-- Begin PROVIDED RECORDS --

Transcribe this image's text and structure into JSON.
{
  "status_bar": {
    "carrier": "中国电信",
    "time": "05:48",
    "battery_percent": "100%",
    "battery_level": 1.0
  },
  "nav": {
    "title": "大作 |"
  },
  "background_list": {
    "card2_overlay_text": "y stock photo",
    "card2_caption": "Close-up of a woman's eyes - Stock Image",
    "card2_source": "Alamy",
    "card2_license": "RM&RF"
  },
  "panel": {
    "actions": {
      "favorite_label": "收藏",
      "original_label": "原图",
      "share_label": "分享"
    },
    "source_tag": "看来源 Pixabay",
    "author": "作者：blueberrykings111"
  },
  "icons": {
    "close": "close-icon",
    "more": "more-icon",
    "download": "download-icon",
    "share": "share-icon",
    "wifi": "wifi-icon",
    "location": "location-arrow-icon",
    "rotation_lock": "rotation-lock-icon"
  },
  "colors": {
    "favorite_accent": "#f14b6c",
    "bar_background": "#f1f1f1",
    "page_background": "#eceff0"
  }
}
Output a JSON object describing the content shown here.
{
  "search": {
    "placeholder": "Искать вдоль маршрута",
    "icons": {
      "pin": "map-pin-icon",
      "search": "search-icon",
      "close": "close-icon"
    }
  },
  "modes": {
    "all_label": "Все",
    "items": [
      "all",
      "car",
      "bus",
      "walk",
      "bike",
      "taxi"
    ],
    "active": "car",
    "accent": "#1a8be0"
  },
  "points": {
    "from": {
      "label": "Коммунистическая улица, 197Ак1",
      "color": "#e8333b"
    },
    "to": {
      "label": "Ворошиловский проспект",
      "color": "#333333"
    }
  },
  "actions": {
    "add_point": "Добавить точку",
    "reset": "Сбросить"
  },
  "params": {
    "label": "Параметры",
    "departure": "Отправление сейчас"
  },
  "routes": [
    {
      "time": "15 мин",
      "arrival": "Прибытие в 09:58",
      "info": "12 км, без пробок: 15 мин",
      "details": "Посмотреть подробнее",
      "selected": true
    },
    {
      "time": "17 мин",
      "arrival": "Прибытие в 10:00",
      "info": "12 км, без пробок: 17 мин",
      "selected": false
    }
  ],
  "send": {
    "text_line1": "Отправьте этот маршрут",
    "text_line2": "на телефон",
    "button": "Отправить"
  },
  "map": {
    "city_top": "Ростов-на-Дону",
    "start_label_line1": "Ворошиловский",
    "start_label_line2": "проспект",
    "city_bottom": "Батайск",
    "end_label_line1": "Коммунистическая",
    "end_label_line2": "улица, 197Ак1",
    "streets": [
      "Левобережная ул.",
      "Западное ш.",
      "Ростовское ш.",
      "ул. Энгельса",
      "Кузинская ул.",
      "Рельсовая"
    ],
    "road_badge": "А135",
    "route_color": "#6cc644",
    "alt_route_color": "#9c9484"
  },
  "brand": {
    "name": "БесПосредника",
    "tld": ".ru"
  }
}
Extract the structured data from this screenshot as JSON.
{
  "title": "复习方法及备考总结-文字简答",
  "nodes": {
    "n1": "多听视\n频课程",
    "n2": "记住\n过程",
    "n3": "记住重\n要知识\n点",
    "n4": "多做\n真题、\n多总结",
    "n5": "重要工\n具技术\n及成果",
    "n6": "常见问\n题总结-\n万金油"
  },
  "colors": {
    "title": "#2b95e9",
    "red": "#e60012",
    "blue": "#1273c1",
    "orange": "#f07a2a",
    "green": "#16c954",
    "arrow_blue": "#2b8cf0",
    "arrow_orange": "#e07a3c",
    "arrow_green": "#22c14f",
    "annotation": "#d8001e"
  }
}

-- End PROVIDED RECORDS --

## INSTRUCTIONS TO FOLLOW
Which lines above contain "arrival"? Show each of them.

## FULL OUTPUT
      "arrival": "Прибытие в 09:58",
      "arrival": "Прибытие в 10:00",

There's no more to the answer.